▶ WORK REQUIRED:
Filter the entries and keep only the lines where the string "doors" appears.

▶ Dataset entries:

--*--

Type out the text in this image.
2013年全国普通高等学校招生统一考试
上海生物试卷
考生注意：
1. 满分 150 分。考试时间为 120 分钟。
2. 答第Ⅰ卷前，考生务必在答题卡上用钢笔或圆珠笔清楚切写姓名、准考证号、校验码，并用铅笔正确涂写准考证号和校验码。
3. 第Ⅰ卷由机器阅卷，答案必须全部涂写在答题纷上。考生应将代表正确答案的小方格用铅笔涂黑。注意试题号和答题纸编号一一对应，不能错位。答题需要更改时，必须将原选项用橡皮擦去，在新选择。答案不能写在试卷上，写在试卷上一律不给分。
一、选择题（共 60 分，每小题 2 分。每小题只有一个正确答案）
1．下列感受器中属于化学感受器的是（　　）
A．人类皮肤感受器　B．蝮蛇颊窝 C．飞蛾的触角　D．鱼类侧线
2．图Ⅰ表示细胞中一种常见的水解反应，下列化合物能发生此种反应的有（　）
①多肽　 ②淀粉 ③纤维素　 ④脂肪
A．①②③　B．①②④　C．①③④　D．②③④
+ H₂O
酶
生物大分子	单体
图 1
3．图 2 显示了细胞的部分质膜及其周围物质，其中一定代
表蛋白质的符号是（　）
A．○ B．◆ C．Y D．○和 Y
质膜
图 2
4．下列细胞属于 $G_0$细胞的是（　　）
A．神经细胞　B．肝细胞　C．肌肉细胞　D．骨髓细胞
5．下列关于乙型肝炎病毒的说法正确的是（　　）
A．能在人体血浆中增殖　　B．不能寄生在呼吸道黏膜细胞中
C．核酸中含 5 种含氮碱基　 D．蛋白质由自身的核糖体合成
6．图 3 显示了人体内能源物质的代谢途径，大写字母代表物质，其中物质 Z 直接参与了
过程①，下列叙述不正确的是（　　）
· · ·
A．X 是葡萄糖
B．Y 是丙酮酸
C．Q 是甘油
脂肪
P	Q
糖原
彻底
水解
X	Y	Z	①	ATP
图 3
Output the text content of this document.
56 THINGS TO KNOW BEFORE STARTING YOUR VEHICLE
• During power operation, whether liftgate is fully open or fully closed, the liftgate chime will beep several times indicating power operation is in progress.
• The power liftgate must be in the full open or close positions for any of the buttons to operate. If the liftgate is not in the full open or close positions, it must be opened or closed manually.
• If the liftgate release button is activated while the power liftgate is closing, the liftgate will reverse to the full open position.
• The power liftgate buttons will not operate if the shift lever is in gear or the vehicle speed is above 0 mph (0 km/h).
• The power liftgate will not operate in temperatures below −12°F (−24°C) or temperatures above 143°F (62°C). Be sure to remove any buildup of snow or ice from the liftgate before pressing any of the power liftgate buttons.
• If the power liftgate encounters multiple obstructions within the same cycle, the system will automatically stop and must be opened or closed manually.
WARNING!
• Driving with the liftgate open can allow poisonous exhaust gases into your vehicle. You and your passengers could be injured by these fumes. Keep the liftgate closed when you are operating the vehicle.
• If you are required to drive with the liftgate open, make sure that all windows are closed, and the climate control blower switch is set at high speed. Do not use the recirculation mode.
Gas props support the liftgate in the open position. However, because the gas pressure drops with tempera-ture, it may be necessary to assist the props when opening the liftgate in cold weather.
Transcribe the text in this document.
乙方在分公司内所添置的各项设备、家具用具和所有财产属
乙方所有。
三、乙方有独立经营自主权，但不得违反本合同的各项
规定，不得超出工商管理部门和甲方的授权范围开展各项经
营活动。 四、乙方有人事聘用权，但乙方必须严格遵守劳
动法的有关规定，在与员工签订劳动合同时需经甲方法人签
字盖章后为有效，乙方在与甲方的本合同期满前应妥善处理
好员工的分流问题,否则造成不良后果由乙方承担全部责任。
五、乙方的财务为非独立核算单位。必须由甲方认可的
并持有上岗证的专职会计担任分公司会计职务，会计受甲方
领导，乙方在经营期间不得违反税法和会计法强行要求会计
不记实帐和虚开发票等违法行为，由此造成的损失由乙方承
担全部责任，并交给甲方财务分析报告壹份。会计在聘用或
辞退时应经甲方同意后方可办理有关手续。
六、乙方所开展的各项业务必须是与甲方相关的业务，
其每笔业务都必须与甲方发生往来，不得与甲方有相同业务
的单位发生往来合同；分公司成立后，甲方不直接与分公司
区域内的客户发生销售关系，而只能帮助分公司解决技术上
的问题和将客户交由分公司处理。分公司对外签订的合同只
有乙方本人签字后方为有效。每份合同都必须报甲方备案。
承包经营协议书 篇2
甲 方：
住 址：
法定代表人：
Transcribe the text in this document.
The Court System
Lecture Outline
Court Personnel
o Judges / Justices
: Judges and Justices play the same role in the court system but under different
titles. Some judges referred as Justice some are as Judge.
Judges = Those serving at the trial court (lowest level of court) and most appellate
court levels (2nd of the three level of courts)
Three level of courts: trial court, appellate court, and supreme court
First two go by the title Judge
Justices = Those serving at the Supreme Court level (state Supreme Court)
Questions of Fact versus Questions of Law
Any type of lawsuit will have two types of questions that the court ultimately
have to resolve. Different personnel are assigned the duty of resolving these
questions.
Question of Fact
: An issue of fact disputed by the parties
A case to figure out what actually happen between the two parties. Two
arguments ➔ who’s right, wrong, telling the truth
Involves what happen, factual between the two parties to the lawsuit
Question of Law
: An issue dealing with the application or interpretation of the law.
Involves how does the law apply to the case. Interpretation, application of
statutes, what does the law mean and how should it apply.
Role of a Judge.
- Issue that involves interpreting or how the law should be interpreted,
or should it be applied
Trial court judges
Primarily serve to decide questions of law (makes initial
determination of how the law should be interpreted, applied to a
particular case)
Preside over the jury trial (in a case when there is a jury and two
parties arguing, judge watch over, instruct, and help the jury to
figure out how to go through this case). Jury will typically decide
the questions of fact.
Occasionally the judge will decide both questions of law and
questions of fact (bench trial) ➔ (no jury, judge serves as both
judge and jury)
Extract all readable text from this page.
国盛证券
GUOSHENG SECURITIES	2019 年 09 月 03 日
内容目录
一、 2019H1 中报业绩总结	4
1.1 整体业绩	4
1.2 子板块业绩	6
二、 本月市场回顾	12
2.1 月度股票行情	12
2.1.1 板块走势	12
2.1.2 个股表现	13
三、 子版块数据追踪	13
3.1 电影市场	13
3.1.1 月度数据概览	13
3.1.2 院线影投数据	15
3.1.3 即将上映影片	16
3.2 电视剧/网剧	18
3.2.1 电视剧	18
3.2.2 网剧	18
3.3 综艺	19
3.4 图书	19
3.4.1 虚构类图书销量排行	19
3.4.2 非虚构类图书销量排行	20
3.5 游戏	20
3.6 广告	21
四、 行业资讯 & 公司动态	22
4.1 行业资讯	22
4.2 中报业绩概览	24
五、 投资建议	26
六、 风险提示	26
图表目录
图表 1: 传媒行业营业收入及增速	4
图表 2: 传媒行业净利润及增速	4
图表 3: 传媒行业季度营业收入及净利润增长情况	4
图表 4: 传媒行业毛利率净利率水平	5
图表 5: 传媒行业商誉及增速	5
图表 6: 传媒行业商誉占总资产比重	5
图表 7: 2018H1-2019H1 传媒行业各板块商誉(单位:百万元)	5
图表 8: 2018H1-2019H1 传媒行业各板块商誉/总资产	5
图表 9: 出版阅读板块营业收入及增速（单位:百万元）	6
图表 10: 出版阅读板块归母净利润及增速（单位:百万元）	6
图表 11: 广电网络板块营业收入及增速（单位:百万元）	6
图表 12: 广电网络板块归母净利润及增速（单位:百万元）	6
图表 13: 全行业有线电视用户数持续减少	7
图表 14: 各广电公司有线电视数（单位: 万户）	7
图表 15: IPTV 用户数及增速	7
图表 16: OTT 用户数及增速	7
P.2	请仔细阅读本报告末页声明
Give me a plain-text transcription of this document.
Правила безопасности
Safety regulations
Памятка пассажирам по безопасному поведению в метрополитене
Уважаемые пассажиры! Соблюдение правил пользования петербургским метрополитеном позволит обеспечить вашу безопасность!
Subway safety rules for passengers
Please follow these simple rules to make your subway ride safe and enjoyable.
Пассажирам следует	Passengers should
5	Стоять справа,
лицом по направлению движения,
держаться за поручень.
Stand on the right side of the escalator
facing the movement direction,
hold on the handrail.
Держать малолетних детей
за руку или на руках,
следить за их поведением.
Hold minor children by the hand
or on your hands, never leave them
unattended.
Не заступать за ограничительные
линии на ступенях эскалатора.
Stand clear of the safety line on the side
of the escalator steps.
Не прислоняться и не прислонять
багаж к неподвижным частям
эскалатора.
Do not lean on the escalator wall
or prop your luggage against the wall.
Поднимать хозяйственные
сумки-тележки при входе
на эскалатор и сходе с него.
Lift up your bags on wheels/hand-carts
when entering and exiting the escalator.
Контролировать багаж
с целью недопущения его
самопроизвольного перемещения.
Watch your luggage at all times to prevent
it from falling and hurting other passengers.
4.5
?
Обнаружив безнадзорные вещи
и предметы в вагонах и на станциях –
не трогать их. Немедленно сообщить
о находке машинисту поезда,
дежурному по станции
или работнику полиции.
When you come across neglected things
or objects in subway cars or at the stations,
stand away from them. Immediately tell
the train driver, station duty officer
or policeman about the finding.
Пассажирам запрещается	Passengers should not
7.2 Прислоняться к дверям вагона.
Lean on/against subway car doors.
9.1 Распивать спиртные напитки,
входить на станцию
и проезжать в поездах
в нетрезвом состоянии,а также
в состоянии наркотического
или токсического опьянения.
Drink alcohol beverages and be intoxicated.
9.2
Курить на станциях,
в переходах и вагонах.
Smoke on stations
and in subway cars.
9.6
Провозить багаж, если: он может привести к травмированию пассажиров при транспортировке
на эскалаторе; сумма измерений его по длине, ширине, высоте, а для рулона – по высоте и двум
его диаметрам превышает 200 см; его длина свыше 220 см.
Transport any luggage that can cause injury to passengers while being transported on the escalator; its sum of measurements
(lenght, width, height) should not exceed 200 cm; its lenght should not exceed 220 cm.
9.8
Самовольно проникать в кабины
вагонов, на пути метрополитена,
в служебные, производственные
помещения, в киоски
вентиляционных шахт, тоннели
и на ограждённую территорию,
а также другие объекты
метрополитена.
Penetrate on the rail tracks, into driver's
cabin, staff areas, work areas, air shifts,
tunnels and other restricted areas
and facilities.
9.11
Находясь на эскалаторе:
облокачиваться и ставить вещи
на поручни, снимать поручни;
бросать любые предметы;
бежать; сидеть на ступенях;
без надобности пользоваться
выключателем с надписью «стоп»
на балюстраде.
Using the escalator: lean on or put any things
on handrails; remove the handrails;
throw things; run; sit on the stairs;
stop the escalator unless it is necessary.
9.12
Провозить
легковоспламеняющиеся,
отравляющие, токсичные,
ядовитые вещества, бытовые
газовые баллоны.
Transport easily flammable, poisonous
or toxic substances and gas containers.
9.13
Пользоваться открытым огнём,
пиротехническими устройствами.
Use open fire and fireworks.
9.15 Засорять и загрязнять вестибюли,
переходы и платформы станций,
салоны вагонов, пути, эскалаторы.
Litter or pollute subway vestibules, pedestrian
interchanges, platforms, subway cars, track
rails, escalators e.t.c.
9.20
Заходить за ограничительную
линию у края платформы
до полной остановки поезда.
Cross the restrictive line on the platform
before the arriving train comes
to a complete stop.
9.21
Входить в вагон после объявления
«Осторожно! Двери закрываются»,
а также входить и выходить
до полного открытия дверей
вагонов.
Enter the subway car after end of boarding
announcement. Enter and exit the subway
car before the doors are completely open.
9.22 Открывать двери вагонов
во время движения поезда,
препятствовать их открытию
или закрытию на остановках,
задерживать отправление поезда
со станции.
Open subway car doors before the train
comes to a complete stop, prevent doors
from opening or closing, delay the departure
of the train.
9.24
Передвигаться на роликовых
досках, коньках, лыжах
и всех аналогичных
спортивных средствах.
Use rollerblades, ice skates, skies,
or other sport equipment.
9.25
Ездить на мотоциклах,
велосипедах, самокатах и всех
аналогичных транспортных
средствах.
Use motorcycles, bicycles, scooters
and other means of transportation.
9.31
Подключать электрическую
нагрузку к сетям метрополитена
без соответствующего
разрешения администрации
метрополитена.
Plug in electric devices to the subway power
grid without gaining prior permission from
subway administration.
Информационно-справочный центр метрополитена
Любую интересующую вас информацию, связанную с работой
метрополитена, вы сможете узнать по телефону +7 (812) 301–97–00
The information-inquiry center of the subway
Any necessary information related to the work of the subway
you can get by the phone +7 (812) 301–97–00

--*--

▶ ANSWER FOR THIS EXERCISE:
Lean on/against subway car doors.
car before the doors are completely open.
Open subway car doors before the train
comes to a complete stop, prevent doors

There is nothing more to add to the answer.